> The request
Each line in the entries below that holds the string "text" is to be listed.

> Data to use
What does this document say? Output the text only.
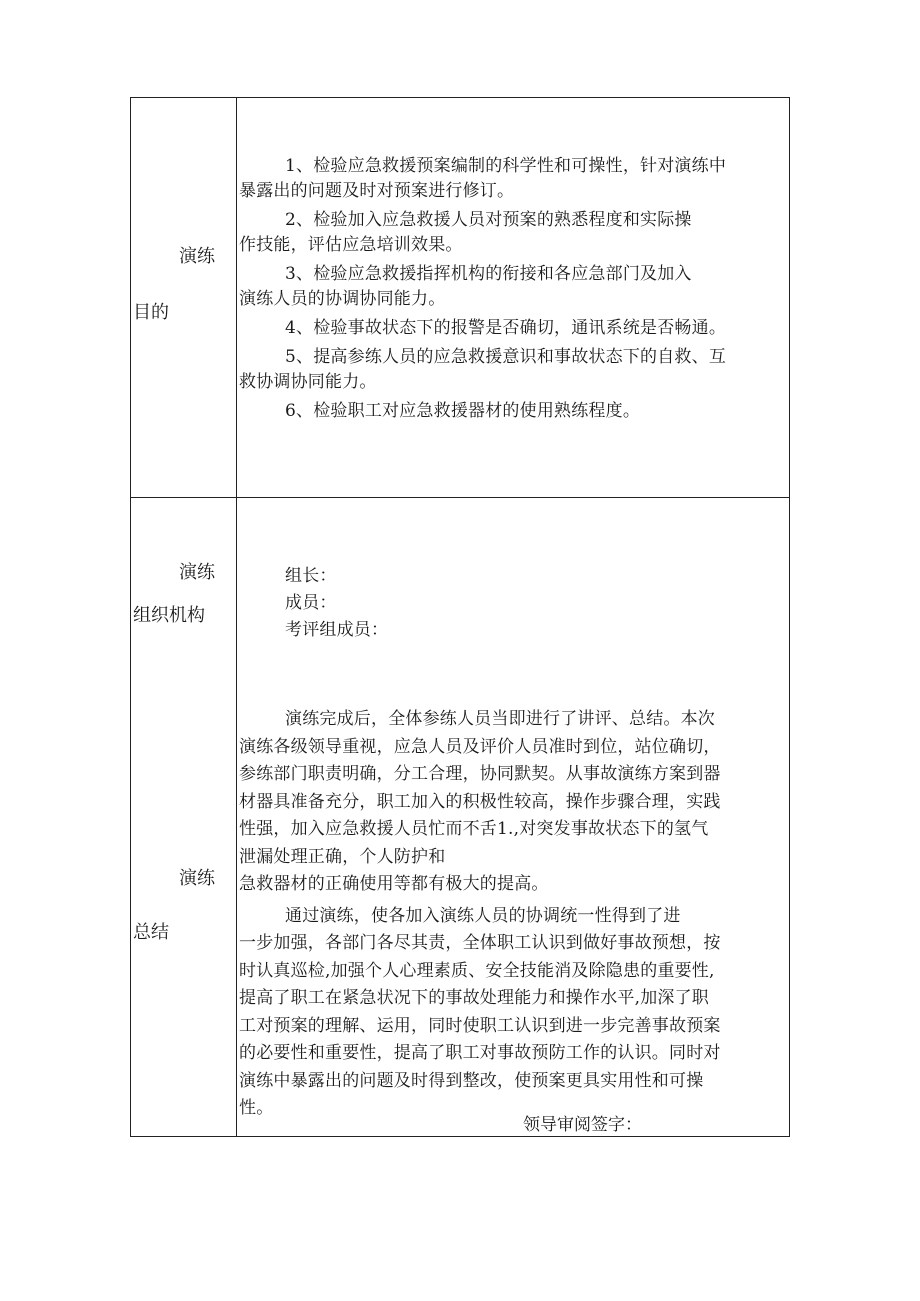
演练
目的

1、检验应急救援预案编制的科学性和可操性，针对演练中

暴露出的问题及时对预案进行修订。

2、检验加入应急救援人员对预案的熟悉程度和实际操

作技能，评估应急培训效果。

3、检验应急救援指挥机构的衔接和各应急部门及加入

演练人员的协调协同能力。

4、检验事故状态下的报警是否确切，通讯系统是否畅通。

5、提高参练人员的应急救援意识和事故状态下的自救、互

救协调协同能力。

6、检验职工对应急救援器材的使用熟练程度。

演练
组织机构

组长：

成员：

考评组成员：

演练
总结

演练完成后，全体参练人员当即进行了讲评、总结。本次

演练各级领导重视，应急人员及评价人员准时到位，站位确切，

参练部门职责明确，分工合理，协同默契。从事故演练方案到器

材器具准备充分，职工加入的积极性较高，操作步骤合理，实践

性强，加入应急救援人员忙而不舌1.,对突发事故状态下的氢气

泄漏处理正确，个人防护和

急救器材的正确使用等都有极大的提高。

通过演练，使各加入演练人员的协调统一性得到了进

一步加强，各部门各尽其责，全体职工认识到做好事故预想，按

时认真巡检,加强个人心理素质、安全技能消及除隐患的重要性,

提高了职工在紧急状况下的事故处理能力和操作水平,加深了职

工对预案的理解、运用，同时使职工认识到进一步完善事故预案

的必要性和重要性，提高了职工对事故预防工作的认识。同时对

演练中暴露出的问题及时得到整改，使预案更具实用性和可操

性。

领导审阅签字：
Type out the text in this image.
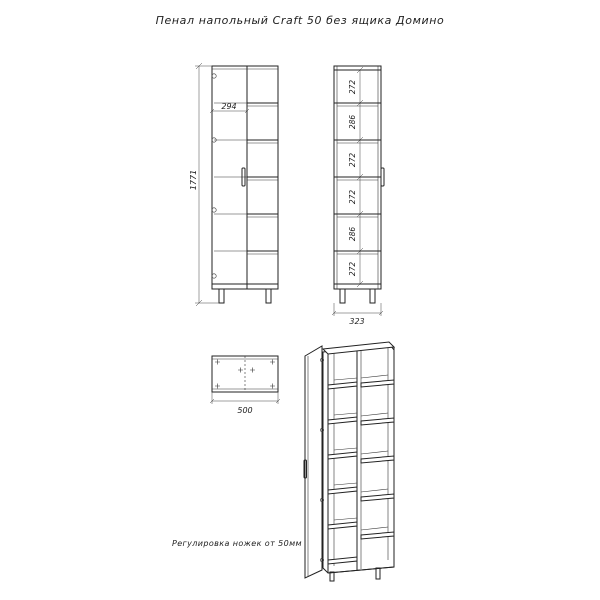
Пенал напольный Craft 50 без ящика Домино
1771
294
272
286
272
272
286
272
323
500
Регулировка ножек от 50мм
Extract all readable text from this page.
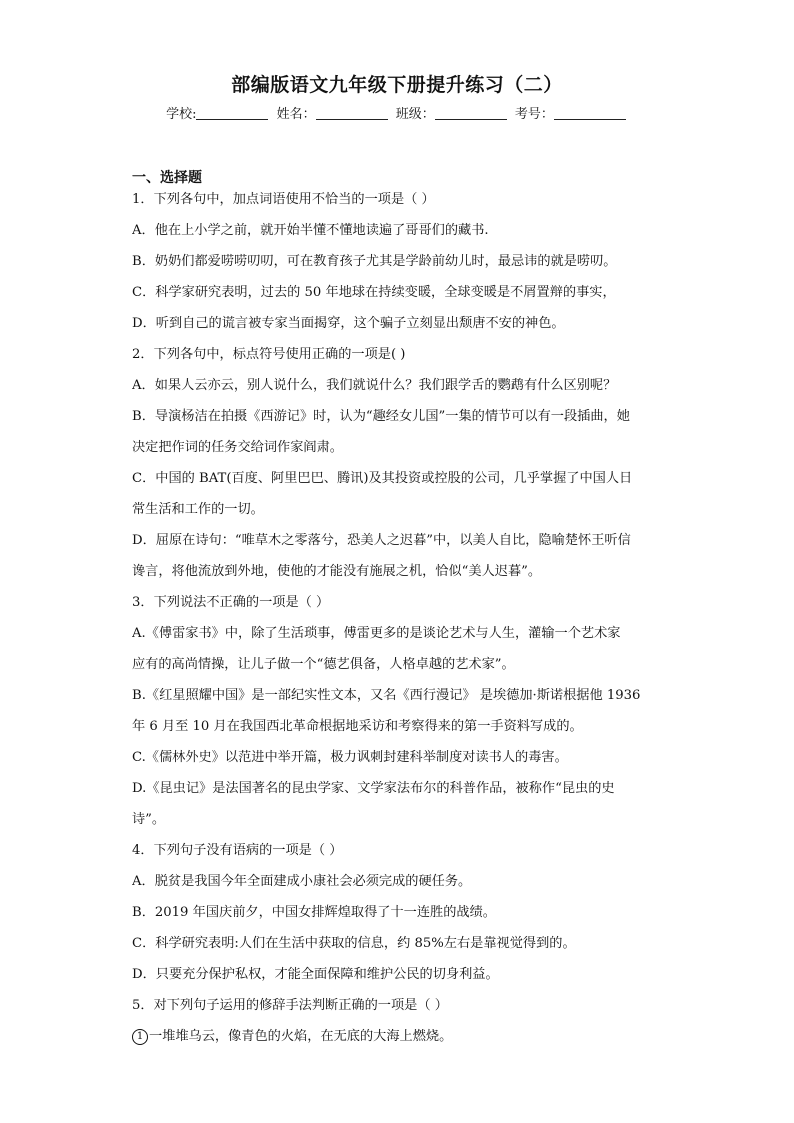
部编版语文九年级下册提升练习（二）
学校:	姓名：	班级：	考号：
一、选择题
1．下列各句中，加点词语使用不恰当的一项是（ ）
A．他在上小学之前，就开始半懂不懂地读遍了哥哥们的藏书.
B．奶奶们都爱唠唠叨叨，可在教育孩子尤其是学龄前幼儿时，最忌讳的就是唠叨。
C．科学家研究表明，过去的 50 年地球在持续变暖，全球变暖是不屑置辩的事实，
D．听到自己的谎言被专家当面揭穿，这个骗子立刻显出颓唐不安的神色。
2．下列各句中，标点符号使用正确的一项是( )
A．如果人云亦云，别人说什么，我们就说什么？我们跟学舌的鹦鹉有什么区别呢？
B．导演杨洁在拍摄《西游记》时，认为“趣经女儿国”一集的情节可以有一段插曲，她
决定把作词的任务交给词作家阎肃。
C．中国的 BAT(百度、阿里巴巴、腾讯)及其投资或控股的公司，几乎掌握了中国人日
常生活和工作的一切。
D．屈原在诗句：“唯草木之零落兮，恐美人之迟暮”中，以美人自比，隐喻楚怀王听信
谗言，将他流放到外地，使他的才能没有施展之机，恰似“美人迟暮”。
3．下列说法不正确的一项是（ ）
A.《傅雷家书》中，除了生活琐事，傅雷更多的是谈论艺术与人生，灌输一个艺术家
应有的高尚情操，让儿子做一个“德艺俱备，人格卓越的艺术家”。
B.《红星照耀中国》是一部纪实性文本，又名《西行漫记》 是埃德加·斯诺根据他 1936
年 6 月至 10 月在我国西北革命根据地采访和考察得来的第一手资料写成的。
C.《儒林外史》以范进中举开篇，极力讽刺封建科举制度对读书人的毒害。
D.《昆虫记》是法国著名的昆虫学家、文学家法布尔的科普作品，被称作“昆虫的史
诗”。
4．下列句子没有语病的一项是（ ）
A．脱贫是我国今年全面建成小康社会必须完成的硬任务。
B．2019 年国庆前夕，中国女排辉煌取得了十一连胜的战绩。
C．科学研究表明:人们在生活中获取的信息，约 85%左右是靠视觉得到的。
D．只要充分保护私权，才能全面保障和维护公民的切身利益。
5．对下列句子运用的修辞手法判断正确的一项是（ ）
1 一堆堆乌云，像青色的火焰，在无底的大海上燃烧。
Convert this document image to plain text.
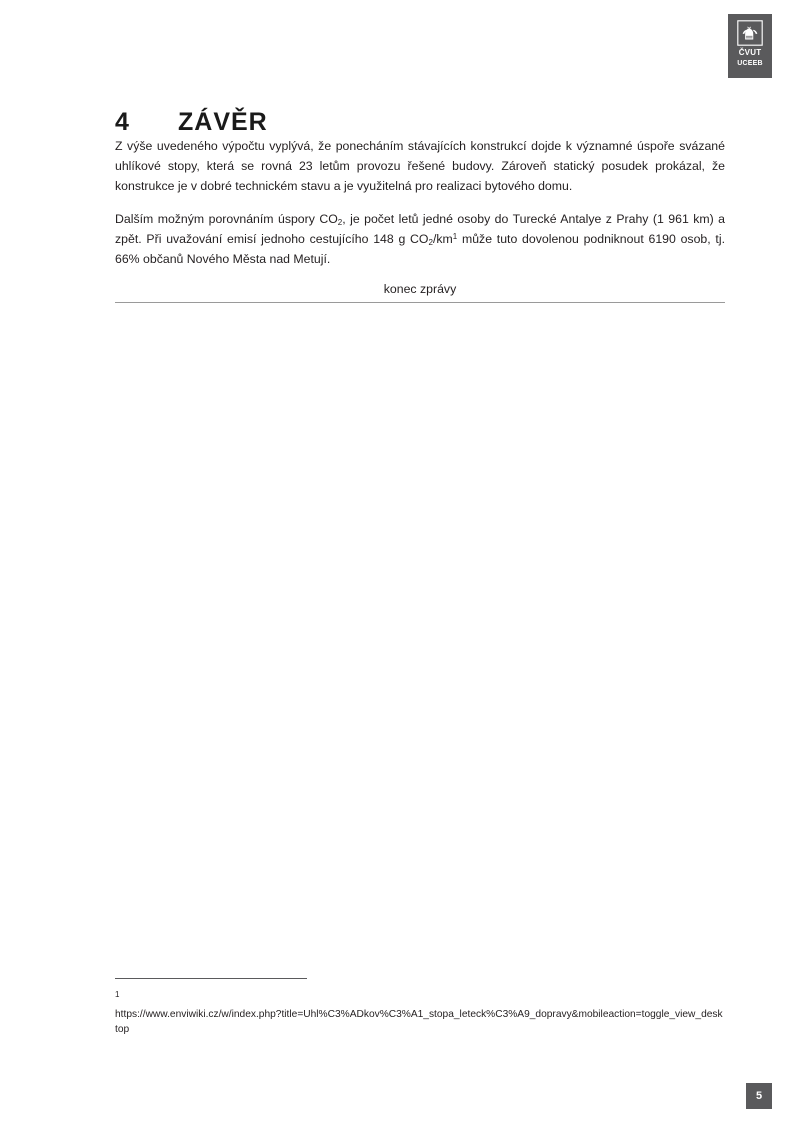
ČVUT
UCEEB
4	ZÁVĚR

Z výše uvedeného výpočtu vyplývá, že ponecháním stávajících konstrukcí dojde k významné úspoře svázané uhlíkové stopy, která se rovná 23 letům provozu řešené budovy. Zároveň statický posudek prokázal, že konstrukce je v dobré technickém stavu a je využitelná pro realizaci bytového domu.

Dalším možným porovnáním úspory $CO_2$, je počet letů jedné osoby do Turecké Antalye z Prahy (1 961 km) a zpět. Při uvažování emisí jednoho cestujícího 148 g $CO_2/km^1$ může tuto dovolenou podniknout 6190 osob, tj. 66% občanů Nového Města nad Metují.

konec zprávy

1

https://www.enviwiki.cz/w/index.php?title=Uhl%C3%ADkov%C3%A1_stopa_leteck%C3%A9_dopravy&mobileaction=toggle_view_desktop

5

> Finished answer
What does this document say? Output the text only.
Type out the text in this image.
Extract all readable text from this page.
Convert this document image to plain text.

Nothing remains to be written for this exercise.